■ Work to do
Each line of the listing that contains the word "values" is to be copied.

■ Provided data
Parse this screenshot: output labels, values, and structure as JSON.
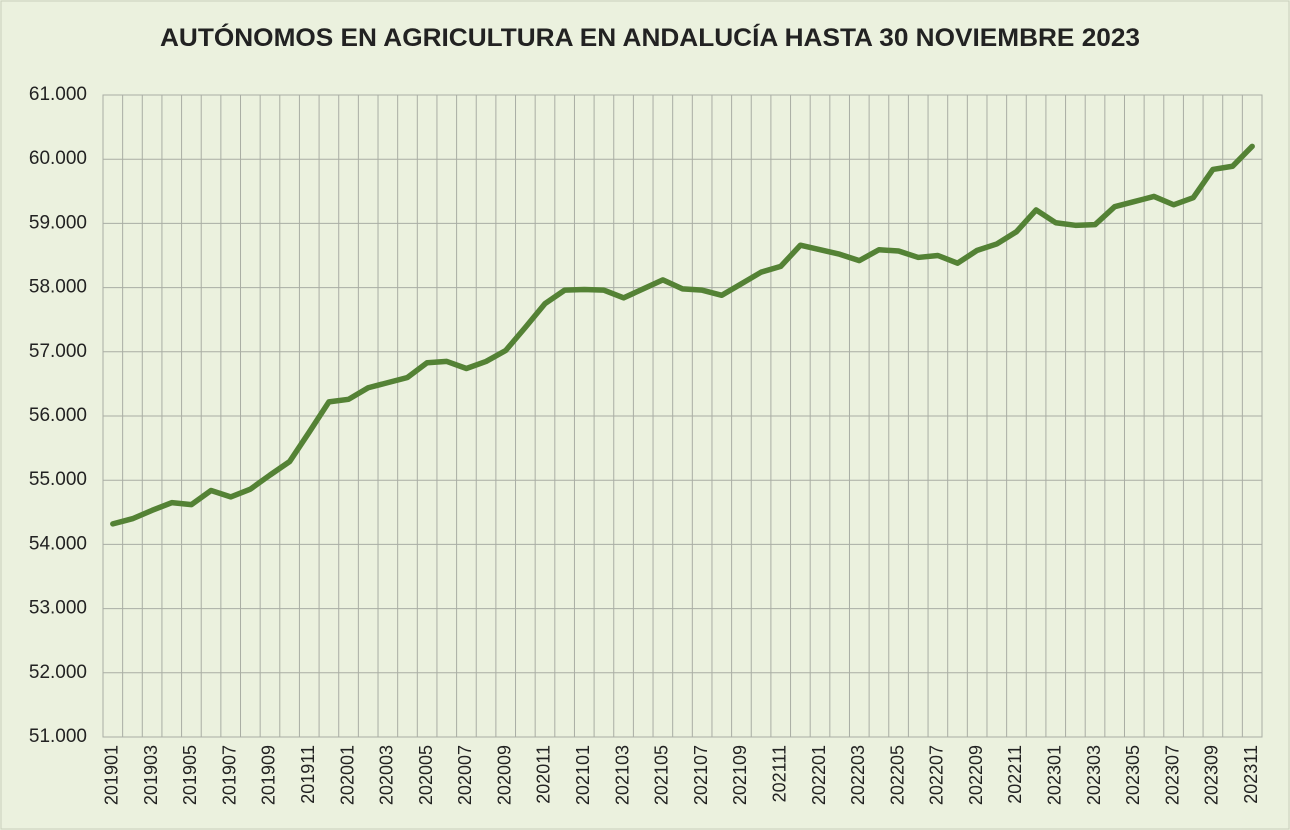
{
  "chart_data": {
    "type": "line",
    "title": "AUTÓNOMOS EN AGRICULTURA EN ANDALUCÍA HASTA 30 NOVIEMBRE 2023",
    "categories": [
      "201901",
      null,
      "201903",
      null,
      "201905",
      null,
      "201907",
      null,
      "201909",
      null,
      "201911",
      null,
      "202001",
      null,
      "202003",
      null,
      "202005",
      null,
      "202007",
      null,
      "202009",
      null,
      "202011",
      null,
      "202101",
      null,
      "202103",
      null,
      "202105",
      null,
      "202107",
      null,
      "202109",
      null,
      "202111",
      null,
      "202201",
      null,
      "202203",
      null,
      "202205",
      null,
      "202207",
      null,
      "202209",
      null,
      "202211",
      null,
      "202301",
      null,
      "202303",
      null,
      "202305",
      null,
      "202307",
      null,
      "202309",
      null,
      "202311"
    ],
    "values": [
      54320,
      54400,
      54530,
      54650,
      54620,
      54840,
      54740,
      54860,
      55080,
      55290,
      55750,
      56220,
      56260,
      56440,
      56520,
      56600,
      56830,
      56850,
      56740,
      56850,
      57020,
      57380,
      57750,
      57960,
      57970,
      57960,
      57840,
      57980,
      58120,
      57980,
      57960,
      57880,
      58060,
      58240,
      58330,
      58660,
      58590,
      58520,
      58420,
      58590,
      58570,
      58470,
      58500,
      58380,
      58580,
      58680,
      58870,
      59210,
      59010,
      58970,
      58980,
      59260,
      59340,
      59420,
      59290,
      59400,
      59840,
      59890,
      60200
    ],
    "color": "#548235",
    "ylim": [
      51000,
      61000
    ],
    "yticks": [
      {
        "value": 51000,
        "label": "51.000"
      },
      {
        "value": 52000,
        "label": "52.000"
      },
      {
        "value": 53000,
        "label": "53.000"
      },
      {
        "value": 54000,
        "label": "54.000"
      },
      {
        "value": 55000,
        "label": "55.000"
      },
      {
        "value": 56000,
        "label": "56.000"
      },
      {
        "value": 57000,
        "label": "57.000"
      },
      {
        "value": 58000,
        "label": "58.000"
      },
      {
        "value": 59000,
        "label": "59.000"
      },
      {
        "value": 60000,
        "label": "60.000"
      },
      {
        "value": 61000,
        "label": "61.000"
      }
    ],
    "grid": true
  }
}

■ Final result
Parse this screenshot: output labels, values, and structure as JSON.
    "values": [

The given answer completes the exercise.